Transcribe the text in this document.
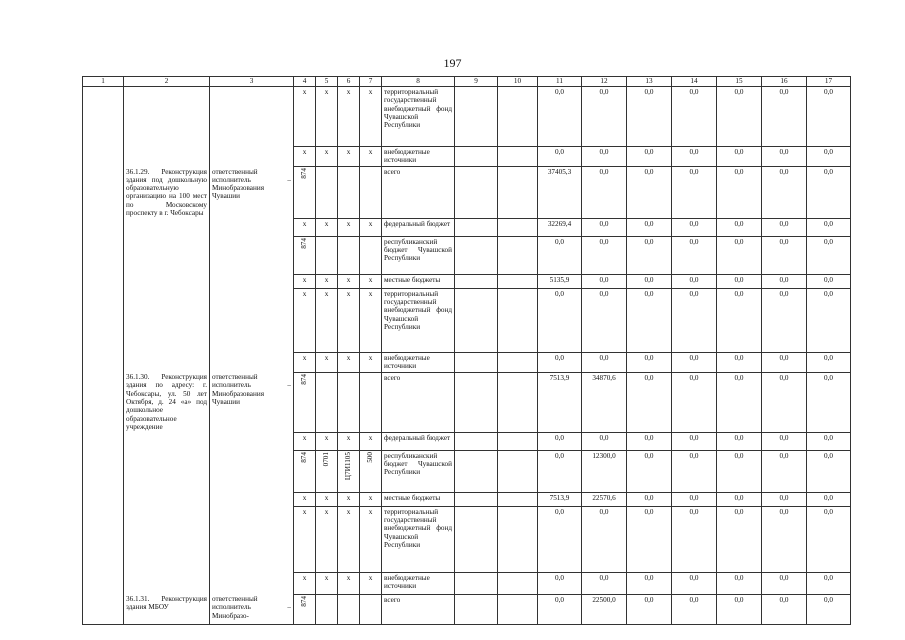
197
1	2	3	4	5	6	7	8	9	10	11	12	13	14	15	16	17
			x	x	x	x	территориальный государственный внебюджетный фонд Чувашской Республики			0,0	0,0	0,0	0,0	0,0	0,0	0,0
			x	x	x	x	внебюджетные источники			0,0	0,0	0,0	0,0	0,0	0,0	0,0
	36.1.29. Реконструкция здания под дошкольную образовательную организацию на 100 мест по Московскому проспекту в г. Чебоксары	ответственный исполнитель – Минобразования Чувашии	874				всего			37405,3	0,0	0,0	0,0	0,0	0,0	0,0
			x	x	x	x	федеральный бюджет			32269,4	0,0	0,0	0,0	0,0	0,0	0,0
			874				республиканский бюджет Чувашской Республики			0,0	0,0	0,0	0,0	0,0	0,0	0,0
			x	x	x	x	местные бюджеты			5135,9	0,0	0,0	0,0	0,0	0,0	0,0
			x	x	x	x	территориальный государственный внебюджетный фонд Чувашской Республики			0,0	0,0	0,0	0,0	0,0	0,0	0,0
			x	x	x	x	внебюджетные источники			0,0	0,0	0,0	0,0	0,0	0,0	0,0
	36.1.30. Реконструкция здания по адресу: г. Чебоксары, ул. 50 лет Октября, д. 24 «а» под дошкольное образовательное учреждение	ответственный исполнитель – Минобразования Чувашии	874				всего			7513,9	34870,6	0,0	0,0	0,0	0,0	0,0
			x	x	x	x	федеральный бюджет			0,0	0,0	0,0	0,0	0,0	0,0	0,0
			874	0701	Ц7И1105	500	республиканский бюджет Чувашской Республики			0,0	12300,0	0,0	0,0	0,0	0,0	0,0
			x	x	x	x	местные бюджеты			7513,9	22570,6	0,0	0,0	0,0	0,0	0,0
			x	x	x	x	территориальный государственный внебюджетный фонд Чувашской Республики			0,0	0,0	0,0	0,0	0,0	0,0	0,0
			x	x	x	x	внебюджетные источники			0,0	0,0	0,0	0,0	0,0	0,0	0,0
	36.1.31. Реконструкция здания МБОУ	ответственный исполнитель – Минобразо-	874				всего			0,0	22500,0	0,0	0,0	0,0	0,0	0,0
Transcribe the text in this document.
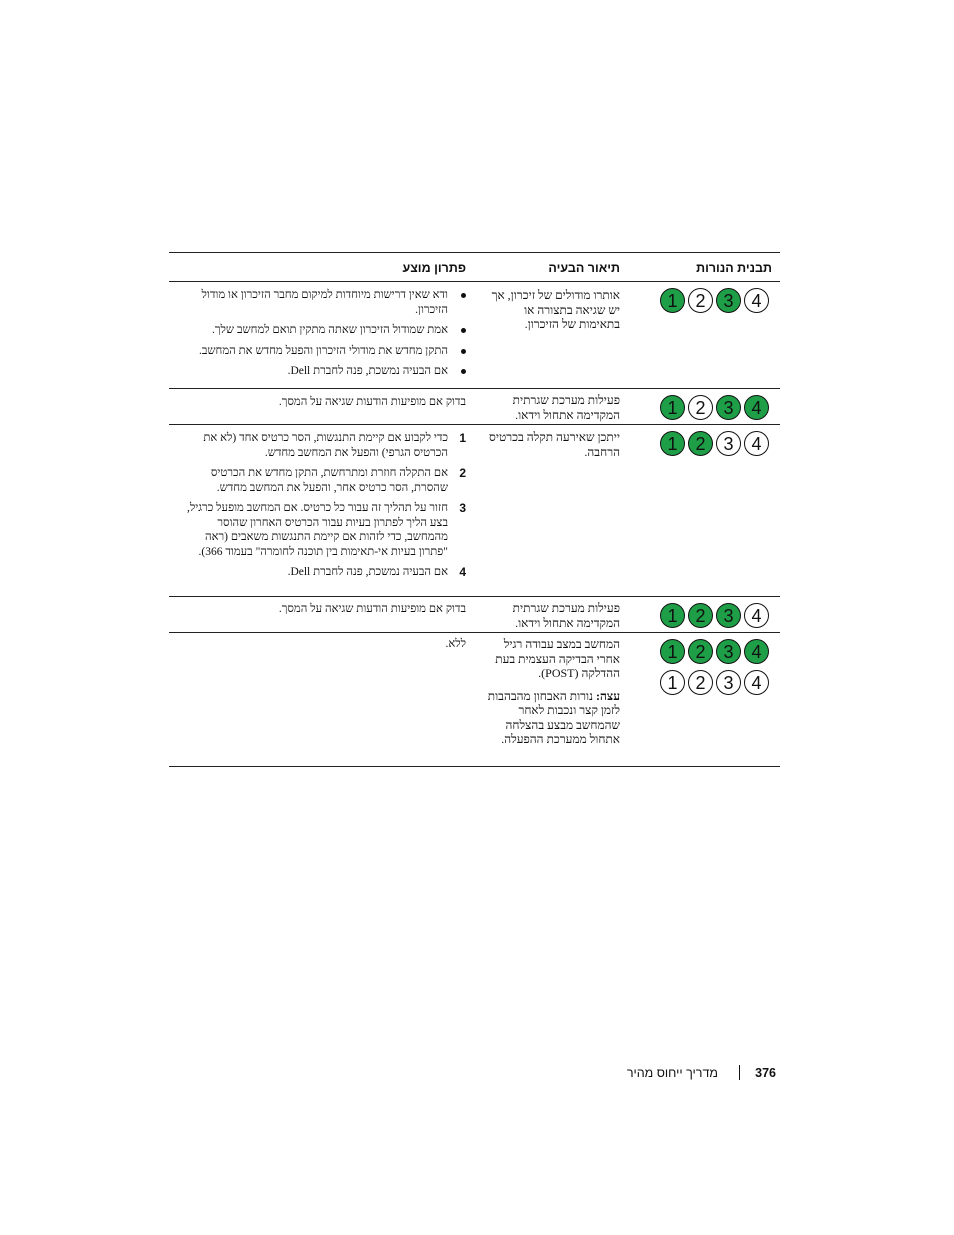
תבנית הנורות
תיאור הבעיה
פתרון מוצע
1 2 3 4
אותרו מודולים של זיכרון, אך יש שגיאה בתצורה או בתאימות של הזיכרון.
ודא שאין דרישות מיוחדות למיקום מחבר הזיכרון או מודול הזיכרון.
אמת שמודול הזיכרון שאתה מתקין תואם למחשב שלך.
התקן מחדש את מודולי הזיכרון והפעל מחדש את המחשב.
אם הבעיה נמשכת, פנה לחברת Dell.
1 2 3 4
פעילות מערכת שגרתית המקדימה אתחול וידאו.
בדוק אם מופיעות הודעות שגיאה על המסך.
1 2 3 4
ייתכן שאירעה תקלה בכרטיס הרחבה.
1
כדי לקבוע אם קיימת התנגשות, הסר כרטיס אחד (לא את הכרטיס הגרפי) והפעל את המחשב מחדש.
2
אם התקלה חוזרת ומתרחשת, התקן מחדש את הכרטיס שהסרת, הסר כרטיס אחר, והפעל את המחשב מחדש.
3
חזור על תהליך זה עבור כל כרטיס. אם המחשב מופעל כרגיל, בצע הליך לפתרון בעיות עבור הכרטיס האחרון שהוסר מהמחשב, כדי לזהות אם קיימת התנגשות משאבים (ראה "פתרון בעיות אי-תאימות בין תוכנה לחומרה" בעמוד 366).
4
אם הבעיה נמשכת, פנה לחברת Dell.
1 2 3 4
פעילות מערכת שגרתית המקדימה אתחול וידאו.
בדוק אם מופיעות הודעות שגיאה על המסך.
1 2 3 4
1 2 3 4
המחשב במצב עבודה רגיל אחרי הבדיקה העצמית בעת ההדלקה (POST).
עצה: נורות האבחון מהבהבות לזמן קצר ונכבות לאחר שהמחשב מבצע בהצלחה אתחול ממערכת ההפעלה.
ללא.
376
מדריך ייחוס מהיר
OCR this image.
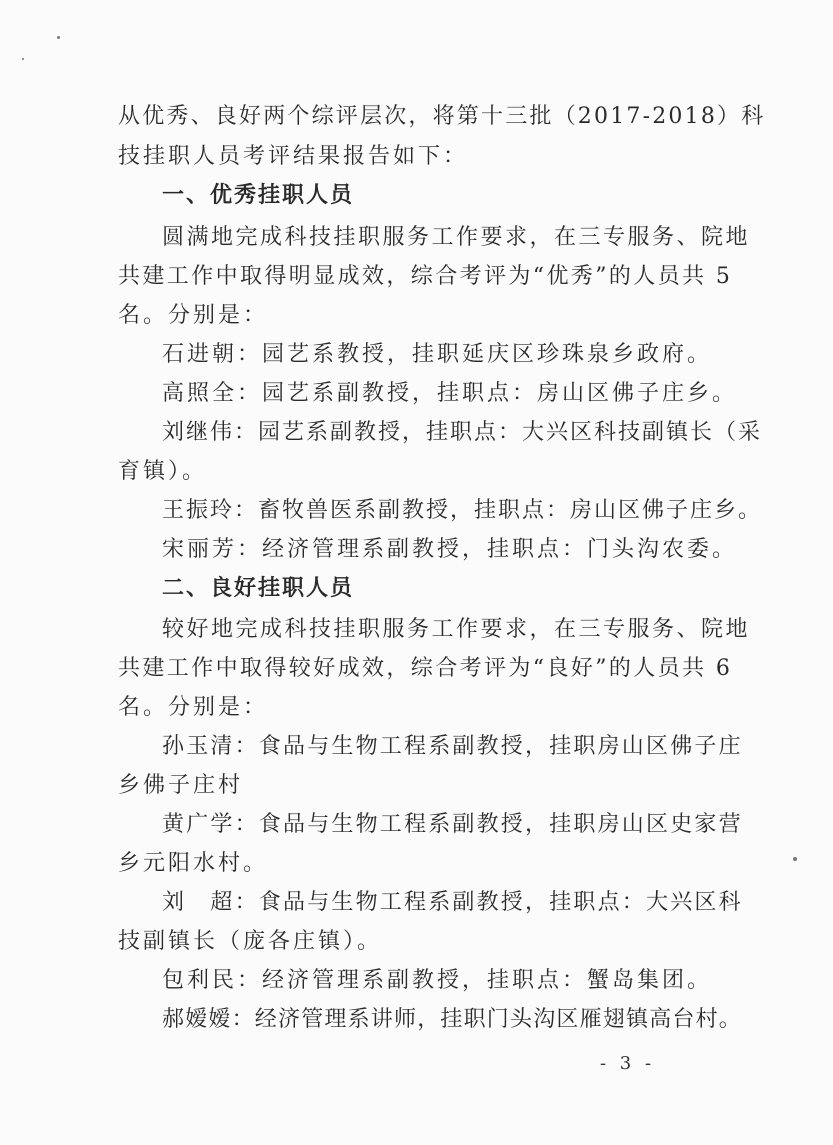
从优秀、良好两个综评层次，将第十三批（2017-2018）科
技挂职人员考评结果报告如下：
一、优秀挂职人员
圆满地完成科技挂职服务工作要求，在三专服务、院地
共建工作中取得明显成效，综合考评为“优秀”的人员共 5
名。分别是：
石进朝：园艺系教授，挂职延庆区珍珠泉乡政府。
高照全：园艺系副教授，挂职点：房山区佛子庄乡。
刘继伟：园艺系副教授，挂职点：大兴区科技副镇长（采
育镇）。
王振玲：畜牧兽医系副教授，挂职点：房山区佛子庄乡。
宋丽芳：经济管理系副教授，挂职点：门头沟农委。
二、良好挂职人员
较好地完成科技挂职服务工作要求，在三专服务、院地
共建工作中取得较好成效，综合考评为“良好”的人员共 6
名。分别是：
孙玉清：食品与生物工程系副教授，挂职房山区佛子庄
乡佛子庄村
黄广学：食品与生物工程系副教授，挂职房山区史家营
乡元阳水村。
刘　超：食品与生物工程系副教授，挂职点：大兴区科
技副镇长（庞各庄镇）。
包利民：经济管理系副教授，挂职点：蟹岛集团。
郝嫒嫒：经济管理系讲师，挂职门头沟区雁翅镇高台村。
- 3 -
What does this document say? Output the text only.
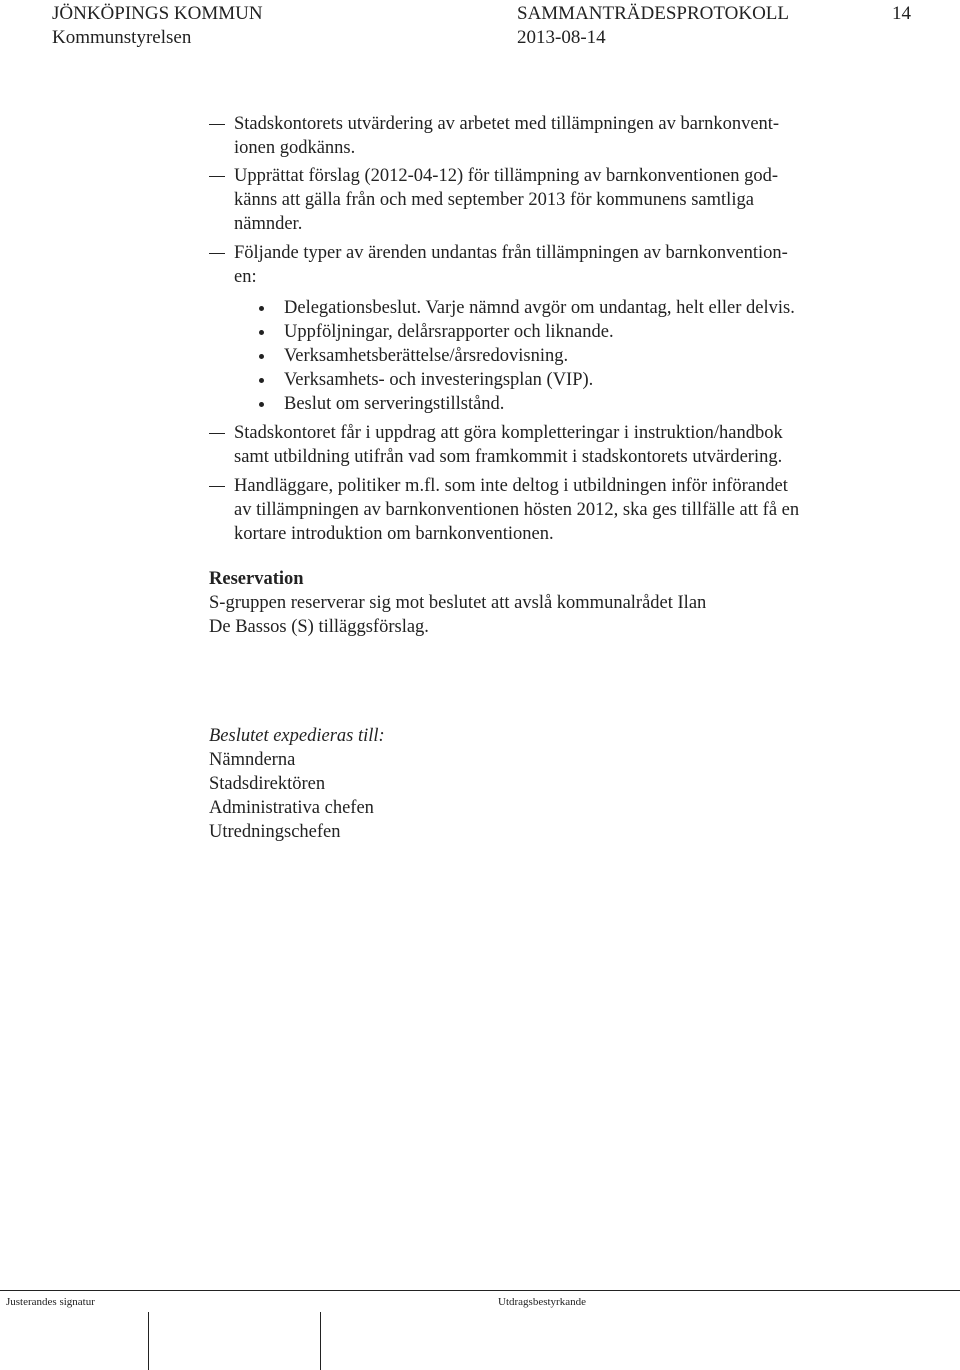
JÖNKÖPINGS KOMMUN
Kommunstyrelsen
SAMMANTRÄDESPROTOKOLL
2013-08-14
14
Stadskontorets utvärdering av arbetet med tillämpningen av barnkonvent-
ionen godkänns.
Upprättat förslag (2012-04-12) för tillämpning av barnkonventionen god-
känns att gälla från och med september 2013 för kommunens samtliga
nämnder.
Följande typer av ärenden undantas från tillämpningen av barnkonvention-
en:
Delegationsbeslut. Varje nämnd avgör om undantag, helt eller delvis.
Uppföljningar, delårsrapporter och liknande.
Verksamhetsberättelse/årsredovisning.
Verksamhets- och investeringsplan (VIP).
Beslut om serveringstillstånd.
Stadskontoret får i uppdrag att göra kompletteringar i instruktion/handbok
samt utbildning utifrån vad som framkommit i stadskontorets utvärdering.
Handläggare, politiker m.fl. som inte deltog i utbildningen inför införandet
av tillämpningen av barnkonventionen hösten 2012, ska ges tillfälle att få en
kortare introduktion om barnkonventionen.
Reservation
S-gruppen reserverar sig mot beslutet att avslå kommunalrådet Ilan
De Bassos (S) tilläggsförslag.
Beslutet expedieras till:
Nämnderna
Stadsdirektören
Administrativa chefen
Utredningschefen
Justerandes signatur	Utdragsbestyrkande
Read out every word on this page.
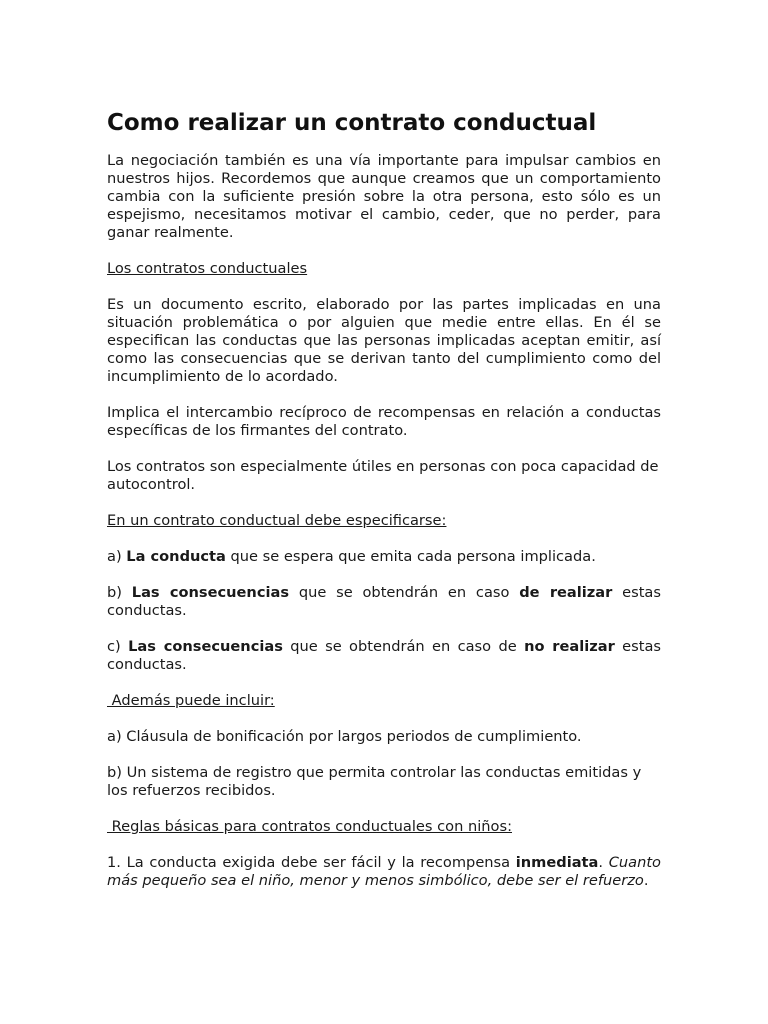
Como realizar un contrato conductual

La negociación también es una vía importante para impulsar cambios en nuestros hijos. Recordemos que aunque creamos que un comportamiento cambia con la suficiente presión sobre la otra persona, esto sólo es un espejismo, necesitamos motivar el cambio, ceder, que no perder, para ganar realmente.

Los contratos conductuales

Es un documento escrito, elaborado por las partes implicadas en una situación problemática o por alguien que medie entre ellas. En él se especifican las conductas que las personas implicadas aceptan emitir, así como las consecuencias que se derivan tanto del cumplimiento como del incumplimiento de lo acordado.

Implica el intercambio recíproco de recompensas en relación a conductas específicas de los firmantes del contrato.

Los contratos son especialmente útiles en personas con poca capacidad de autocontrol.

En un contrato conductual debe especificarse:

a) La conducta que se espera que emita cada persona implicada.

b) Las consecuencias que se obtendrán en caso de realizar estas conductas.

c) Las consecuencias que se obtendrán en caso de no realizar estas conductas.

Además puede incluir:

a) Cláusula de bonificación por largos periodos de cumplimiento.

b) Un sistema de registro que permita controlar las conductas emitidas y los refuerzos recibidos.

Reglas básicas para contratos conductuales con niños:

1. La conducta exigida debe ser fácil y la recompensa inmediata. Cuanto más pequeño sea el niño, menor y menos simbólico, debe ser el refuerzo.
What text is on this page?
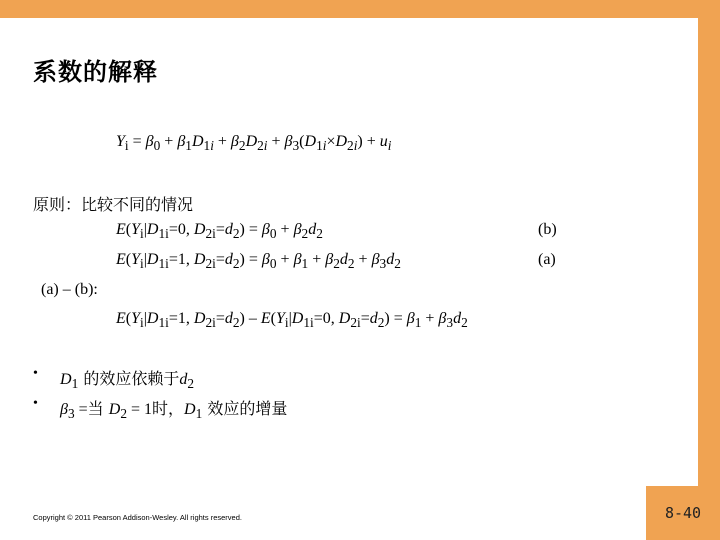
系数的解释
$Y_i = \beta_0 + \beta_1D_{1i} + \beta_2D_{2i} + \beta_3(D_{1i}\times D_{2i}) + u_i$
原则：比较不同的情况
$E(Y_i|D_{1i}=0$, $D_{2i}=d_2) = \beta_0 + \beta_2d_2$	(b)
$E(Y_i|D_{1i}=1$, $D_{2i}=d_2) = \beta_0 + \beta_1 + \beta_2d_2 + \beta_3d_2$	(a)
(a) – (b):
$E(Y_i|D_{1i}=1$, $D_{2i}=d_2) - E(Y_i|D_{1i}=0$, $D_{2i}=d_2) = \beta_1 + \beta_3d_2$
• $D_1$ 的效应依赖于$d_2$
• $\beta_3$ =当 $D_2 = 1$时，$D_1$ 效应的增量
Copyright © 2011 Pearson Addison-Wesley. All rights reserved.	8-40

EXERCISE AIM: Copy the lines from the entries above in which the word "this" appears.

OUTPUT OF THE EXERCISE:
Transcribe the text in this document.
Transcribe the text in this document.
OCR this image.
What does this document say? Output the text only.
Read out every word on this page.
What text is on this page?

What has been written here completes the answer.